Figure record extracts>
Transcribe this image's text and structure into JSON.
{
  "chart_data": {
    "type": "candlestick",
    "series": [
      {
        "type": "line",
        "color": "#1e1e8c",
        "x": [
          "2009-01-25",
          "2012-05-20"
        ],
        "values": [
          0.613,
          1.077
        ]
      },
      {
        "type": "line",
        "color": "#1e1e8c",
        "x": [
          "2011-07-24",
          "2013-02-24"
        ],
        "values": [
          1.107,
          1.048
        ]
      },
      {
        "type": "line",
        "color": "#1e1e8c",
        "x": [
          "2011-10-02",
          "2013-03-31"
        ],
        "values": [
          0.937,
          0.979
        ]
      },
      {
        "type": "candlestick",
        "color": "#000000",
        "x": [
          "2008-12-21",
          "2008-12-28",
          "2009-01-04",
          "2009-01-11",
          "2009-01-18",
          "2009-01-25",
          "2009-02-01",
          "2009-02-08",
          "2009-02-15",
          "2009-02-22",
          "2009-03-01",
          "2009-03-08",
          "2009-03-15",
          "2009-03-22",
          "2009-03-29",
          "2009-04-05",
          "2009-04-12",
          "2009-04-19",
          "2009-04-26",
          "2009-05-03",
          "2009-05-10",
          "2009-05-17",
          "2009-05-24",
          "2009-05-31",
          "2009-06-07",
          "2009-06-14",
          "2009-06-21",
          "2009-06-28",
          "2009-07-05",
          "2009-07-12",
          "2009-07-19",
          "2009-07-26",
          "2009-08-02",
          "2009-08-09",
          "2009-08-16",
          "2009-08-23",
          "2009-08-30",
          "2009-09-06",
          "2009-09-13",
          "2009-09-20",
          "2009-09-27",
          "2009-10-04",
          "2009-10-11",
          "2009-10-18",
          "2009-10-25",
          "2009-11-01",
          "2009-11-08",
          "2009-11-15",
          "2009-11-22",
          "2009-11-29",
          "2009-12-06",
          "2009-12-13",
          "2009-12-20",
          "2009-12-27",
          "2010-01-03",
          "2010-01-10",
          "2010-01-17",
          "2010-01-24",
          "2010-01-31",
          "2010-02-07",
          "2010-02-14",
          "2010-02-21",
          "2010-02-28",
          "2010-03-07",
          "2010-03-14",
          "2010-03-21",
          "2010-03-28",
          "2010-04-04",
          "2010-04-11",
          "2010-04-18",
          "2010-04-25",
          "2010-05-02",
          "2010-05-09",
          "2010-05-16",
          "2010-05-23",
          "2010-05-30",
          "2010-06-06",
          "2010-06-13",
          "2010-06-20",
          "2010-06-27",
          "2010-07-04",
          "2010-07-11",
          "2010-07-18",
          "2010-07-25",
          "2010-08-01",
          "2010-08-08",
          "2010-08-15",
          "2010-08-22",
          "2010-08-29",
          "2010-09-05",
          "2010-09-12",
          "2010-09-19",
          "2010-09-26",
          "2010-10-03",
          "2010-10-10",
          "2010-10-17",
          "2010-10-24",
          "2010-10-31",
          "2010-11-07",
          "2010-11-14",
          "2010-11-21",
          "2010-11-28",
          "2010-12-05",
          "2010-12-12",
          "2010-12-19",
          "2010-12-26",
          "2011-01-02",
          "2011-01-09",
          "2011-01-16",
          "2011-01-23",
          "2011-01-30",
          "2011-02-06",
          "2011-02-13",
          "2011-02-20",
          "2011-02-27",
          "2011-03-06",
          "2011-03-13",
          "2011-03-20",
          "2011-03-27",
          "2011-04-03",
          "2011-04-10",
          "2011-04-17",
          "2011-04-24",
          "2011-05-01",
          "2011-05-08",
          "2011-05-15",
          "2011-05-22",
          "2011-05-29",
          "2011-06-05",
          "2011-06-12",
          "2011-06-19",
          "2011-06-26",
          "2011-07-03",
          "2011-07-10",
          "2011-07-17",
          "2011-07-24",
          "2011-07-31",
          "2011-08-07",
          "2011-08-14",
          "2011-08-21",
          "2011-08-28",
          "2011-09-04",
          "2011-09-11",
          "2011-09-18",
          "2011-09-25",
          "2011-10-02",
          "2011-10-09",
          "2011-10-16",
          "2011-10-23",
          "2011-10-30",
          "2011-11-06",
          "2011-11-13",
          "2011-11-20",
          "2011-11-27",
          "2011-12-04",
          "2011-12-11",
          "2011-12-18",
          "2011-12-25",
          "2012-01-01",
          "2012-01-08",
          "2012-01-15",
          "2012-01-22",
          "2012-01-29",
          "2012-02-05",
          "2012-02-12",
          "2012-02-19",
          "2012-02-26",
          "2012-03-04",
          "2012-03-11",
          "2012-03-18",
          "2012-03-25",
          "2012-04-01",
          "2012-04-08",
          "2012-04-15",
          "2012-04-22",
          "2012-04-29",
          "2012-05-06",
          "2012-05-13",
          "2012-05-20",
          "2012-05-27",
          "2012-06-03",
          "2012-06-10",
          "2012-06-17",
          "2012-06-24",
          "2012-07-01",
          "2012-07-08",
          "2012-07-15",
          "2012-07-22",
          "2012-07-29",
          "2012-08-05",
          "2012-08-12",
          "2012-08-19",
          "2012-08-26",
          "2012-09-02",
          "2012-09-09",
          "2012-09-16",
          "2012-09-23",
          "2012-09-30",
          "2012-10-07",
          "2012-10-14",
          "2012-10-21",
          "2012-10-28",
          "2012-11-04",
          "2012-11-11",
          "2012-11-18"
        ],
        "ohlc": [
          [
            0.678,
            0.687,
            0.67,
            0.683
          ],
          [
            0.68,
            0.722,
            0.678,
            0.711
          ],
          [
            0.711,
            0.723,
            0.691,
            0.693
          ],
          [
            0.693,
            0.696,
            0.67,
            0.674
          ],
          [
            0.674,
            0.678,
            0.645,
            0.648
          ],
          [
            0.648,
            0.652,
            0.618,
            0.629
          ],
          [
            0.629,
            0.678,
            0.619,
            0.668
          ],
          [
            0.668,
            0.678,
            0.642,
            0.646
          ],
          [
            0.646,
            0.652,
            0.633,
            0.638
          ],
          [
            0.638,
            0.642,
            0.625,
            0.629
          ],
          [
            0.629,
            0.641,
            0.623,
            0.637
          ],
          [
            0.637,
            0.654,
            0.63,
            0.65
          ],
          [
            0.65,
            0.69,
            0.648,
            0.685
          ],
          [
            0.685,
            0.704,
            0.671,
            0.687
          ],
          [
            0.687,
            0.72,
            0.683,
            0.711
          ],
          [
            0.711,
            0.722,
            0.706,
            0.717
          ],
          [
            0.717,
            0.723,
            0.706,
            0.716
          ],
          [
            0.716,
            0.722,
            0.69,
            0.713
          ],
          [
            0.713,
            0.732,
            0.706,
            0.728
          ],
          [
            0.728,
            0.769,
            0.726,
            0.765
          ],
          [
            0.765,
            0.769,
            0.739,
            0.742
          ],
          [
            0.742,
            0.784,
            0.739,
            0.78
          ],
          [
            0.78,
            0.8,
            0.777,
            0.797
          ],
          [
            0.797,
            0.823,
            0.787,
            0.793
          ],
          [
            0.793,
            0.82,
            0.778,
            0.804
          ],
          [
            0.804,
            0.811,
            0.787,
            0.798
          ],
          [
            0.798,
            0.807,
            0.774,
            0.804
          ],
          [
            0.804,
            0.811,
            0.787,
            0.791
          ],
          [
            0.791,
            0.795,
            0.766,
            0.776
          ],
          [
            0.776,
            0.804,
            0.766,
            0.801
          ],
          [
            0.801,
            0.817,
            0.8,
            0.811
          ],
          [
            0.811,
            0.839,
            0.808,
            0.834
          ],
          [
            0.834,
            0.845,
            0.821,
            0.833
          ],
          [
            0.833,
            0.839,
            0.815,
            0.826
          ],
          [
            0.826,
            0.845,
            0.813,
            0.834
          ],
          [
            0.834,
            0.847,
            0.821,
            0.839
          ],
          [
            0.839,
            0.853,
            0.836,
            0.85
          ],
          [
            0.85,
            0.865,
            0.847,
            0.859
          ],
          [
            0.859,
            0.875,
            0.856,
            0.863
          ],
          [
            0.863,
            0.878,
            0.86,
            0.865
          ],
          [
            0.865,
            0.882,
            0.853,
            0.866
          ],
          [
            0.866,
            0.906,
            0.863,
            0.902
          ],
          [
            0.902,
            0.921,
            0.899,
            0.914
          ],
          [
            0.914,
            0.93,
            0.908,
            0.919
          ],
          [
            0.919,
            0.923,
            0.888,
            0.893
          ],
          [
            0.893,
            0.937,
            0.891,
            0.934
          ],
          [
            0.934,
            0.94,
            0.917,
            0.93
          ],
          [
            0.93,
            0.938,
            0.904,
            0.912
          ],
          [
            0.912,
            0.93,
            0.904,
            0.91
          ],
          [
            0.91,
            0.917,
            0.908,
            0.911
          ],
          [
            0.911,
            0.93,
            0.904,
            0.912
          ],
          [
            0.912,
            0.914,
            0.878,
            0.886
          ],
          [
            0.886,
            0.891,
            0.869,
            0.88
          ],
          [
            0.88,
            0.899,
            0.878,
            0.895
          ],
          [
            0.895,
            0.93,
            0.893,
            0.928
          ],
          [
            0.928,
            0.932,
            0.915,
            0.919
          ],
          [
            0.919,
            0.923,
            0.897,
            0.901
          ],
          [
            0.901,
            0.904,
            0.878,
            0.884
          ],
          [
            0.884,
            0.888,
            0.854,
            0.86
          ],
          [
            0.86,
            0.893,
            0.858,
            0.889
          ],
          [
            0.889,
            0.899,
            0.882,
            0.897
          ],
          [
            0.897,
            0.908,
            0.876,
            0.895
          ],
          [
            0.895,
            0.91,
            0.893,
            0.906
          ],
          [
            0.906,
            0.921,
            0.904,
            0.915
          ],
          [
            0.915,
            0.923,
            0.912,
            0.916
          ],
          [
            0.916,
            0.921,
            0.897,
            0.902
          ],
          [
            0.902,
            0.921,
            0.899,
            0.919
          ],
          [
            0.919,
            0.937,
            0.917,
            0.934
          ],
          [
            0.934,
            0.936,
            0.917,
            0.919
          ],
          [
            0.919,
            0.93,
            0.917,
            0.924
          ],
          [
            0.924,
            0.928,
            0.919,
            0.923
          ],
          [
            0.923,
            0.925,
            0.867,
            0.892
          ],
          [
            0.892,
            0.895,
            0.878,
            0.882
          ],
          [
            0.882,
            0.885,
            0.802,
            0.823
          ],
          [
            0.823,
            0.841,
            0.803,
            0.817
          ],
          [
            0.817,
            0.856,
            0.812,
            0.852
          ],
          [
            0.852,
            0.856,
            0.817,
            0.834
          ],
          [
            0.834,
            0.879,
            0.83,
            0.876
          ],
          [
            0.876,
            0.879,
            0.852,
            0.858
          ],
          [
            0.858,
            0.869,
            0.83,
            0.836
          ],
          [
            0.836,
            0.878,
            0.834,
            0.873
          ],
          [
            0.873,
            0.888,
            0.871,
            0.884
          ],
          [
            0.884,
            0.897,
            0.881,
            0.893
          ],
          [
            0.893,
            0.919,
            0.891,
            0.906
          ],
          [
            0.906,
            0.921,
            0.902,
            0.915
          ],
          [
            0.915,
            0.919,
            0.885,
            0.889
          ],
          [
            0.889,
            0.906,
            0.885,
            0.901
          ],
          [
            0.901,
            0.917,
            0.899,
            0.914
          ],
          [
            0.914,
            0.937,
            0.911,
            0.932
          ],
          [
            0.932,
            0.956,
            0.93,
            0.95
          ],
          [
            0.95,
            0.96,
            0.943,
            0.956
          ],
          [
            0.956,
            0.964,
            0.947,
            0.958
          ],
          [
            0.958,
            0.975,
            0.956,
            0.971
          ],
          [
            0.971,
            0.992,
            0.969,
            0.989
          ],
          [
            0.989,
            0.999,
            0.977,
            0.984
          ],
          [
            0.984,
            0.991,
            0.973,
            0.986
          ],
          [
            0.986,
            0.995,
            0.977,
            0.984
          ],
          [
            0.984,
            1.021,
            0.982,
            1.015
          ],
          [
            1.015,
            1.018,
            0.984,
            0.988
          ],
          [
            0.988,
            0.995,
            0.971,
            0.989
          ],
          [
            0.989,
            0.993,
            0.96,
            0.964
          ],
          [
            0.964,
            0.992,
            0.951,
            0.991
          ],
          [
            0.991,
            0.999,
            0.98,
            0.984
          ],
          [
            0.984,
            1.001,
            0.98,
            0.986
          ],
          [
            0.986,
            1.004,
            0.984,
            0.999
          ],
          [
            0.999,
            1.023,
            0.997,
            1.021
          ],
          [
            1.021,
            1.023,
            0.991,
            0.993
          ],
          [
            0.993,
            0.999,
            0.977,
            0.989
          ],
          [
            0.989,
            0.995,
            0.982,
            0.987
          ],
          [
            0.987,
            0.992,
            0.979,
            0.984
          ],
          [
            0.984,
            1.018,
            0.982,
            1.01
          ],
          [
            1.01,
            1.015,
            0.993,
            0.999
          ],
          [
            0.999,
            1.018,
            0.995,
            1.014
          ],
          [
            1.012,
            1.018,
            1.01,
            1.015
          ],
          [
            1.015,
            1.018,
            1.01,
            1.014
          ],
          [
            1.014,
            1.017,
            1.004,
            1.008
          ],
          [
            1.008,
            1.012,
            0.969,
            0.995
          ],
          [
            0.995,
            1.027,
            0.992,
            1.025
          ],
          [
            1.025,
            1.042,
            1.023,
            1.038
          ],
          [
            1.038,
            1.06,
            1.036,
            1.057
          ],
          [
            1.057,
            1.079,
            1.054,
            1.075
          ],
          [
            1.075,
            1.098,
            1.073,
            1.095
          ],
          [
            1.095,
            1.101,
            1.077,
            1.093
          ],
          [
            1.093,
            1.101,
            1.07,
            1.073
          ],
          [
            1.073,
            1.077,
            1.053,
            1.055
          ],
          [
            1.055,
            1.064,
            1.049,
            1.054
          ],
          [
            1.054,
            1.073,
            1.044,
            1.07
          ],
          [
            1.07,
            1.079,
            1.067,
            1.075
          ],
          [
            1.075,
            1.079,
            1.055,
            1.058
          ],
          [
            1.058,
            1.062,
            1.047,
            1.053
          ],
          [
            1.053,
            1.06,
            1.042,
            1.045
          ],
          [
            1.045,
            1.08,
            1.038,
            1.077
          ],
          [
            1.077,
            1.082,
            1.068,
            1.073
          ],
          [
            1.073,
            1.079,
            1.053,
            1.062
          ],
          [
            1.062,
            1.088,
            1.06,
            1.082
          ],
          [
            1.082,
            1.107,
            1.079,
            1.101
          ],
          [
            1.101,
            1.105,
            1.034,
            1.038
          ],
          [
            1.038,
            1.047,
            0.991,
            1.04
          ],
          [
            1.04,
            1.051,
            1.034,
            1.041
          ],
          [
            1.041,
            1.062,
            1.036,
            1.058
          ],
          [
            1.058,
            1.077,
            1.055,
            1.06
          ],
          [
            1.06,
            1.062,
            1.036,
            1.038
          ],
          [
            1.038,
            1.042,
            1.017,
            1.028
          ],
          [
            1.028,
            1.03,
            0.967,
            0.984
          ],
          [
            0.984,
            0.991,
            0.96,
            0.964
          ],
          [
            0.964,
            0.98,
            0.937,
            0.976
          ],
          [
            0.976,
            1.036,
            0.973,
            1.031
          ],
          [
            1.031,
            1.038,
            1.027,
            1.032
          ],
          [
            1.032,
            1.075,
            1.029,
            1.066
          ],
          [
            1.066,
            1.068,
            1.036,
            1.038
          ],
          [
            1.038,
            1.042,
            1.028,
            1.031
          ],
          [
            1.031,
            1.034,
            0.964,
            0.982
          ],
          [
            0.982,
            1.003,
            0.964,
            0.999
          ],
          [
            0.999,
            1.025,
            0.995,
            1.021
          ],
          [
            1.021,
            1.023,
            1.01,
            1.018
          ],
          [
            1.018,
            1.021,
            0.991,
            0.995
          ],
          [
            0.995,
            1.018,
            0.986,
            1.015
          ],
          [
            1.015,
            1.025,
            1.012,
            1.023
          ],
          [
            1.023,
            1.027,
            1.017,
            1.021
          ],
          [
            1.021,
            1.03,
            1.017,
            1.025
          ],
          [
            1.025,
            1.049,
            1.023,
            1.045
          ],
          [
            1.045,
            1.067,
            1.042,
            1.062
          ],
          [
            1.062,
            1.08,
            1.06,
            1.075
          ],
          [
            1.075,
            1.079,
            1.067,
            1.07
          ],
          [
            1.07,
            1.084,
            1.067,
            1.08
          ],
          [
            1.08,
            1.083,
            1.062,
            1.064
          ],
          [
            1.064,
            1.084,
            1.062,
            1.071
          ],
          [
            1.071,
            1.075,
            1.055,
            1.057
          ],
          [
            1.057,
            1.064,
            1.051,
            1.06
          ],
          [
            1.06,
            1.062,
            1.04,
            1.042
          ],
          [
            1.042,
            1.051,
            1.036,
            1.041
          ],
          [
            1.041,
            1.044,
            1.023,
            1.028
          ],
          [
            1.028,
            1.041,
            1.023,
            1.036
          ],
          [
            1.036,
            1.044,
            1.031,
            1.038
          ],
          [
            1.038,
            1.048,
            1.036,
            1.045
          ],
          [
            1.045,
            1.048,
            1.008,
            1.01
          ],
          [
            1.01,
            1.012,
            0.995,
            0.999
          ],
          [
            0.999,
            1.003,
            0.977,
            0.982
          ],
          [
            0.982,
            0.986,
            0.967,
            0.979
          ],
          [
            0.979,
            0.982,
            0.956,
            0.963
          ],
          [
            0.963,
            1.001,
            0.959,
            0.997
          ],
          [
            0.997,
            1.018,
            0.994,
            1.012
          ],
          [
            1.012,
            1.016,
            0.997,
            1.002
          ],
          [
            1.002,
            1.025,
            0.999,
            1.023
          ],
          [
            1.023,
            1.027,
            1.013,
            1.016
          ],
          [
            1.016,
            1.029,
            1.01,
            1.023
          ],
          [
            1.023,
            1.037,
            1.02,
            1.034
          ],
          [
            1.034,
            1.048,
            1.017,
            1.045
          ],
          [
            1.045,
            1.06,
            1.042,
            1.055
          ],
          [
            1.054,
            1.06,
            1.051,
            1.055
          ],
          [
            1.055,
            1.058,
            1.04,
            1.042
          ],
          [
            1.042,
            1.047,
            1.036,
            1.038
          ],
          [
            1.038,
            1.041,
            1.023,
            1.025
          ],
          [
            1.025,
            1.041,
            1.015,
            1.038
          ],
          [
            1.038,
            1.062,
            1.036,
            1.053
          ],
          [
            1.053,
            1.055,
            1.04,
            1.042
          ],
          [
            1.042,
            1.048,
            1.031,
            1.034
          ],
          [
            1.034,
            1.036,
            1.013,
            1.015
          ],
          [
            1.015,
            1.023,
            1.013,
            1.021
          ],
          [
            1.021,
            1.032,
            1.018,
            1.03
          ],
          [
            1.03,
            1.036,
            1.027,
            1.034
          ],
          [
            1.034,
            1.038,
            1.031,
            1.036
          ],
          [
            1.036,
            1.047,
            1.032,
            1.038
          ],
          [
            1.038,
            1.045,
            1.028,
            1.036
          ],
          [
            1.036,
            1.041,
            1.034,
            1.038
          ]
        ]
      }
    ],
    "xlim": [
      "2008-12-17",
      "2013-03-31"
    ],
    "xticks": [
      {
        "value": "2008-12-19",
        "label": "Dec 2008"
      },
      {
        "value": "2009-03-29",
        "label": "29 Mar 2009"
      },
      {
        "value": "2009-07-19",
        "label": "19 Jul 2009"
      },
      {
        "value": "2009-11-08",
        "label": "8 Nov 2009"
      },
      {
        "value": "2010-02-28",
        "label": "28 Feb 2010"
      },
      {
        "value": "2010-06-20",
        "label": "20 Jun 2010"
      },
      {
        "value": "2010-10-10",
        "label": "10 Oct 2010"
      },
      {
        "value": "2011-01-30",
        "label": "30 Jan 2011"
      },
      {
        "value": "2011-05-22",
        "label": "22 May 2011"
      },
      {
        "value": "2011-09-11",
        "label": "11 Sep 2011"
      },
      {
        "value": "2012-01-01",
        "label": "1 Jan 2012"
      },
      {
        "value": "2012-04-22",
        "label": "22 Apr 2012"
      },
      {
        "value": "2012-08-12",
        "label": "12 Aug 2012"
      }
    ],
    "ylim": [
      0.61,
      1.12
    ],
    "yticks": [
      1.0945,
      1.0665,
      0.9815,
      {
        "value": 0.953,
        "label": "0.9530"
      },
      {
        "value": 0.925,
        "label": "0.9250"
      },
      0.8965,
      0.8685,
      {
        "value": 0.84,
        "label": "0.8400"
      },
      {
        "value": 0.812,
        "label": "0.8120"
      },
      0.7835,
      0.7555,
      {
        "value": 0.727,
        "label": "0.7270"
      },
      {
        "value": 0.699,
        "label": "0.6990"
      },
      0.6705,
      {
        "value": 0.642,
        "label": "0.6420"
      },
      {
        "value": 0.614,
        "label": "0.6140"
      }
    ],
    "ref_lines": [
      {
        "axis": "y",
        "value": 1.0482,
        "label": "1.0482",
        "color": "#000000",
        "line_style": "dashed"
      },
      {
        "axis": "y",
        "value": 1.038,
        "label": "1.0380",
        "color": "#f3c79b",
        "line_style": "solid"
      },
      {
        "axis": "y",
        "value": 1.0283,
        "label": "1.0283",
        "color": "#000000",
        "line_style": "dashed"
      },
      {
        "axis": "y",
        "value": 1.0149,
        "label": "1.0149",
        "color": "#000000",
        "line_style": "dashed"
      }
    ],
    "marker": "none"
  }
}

Work instructions>
How many lines in these entries contain the string "candlestick"? State the number and nothing more.

Problem solution>
2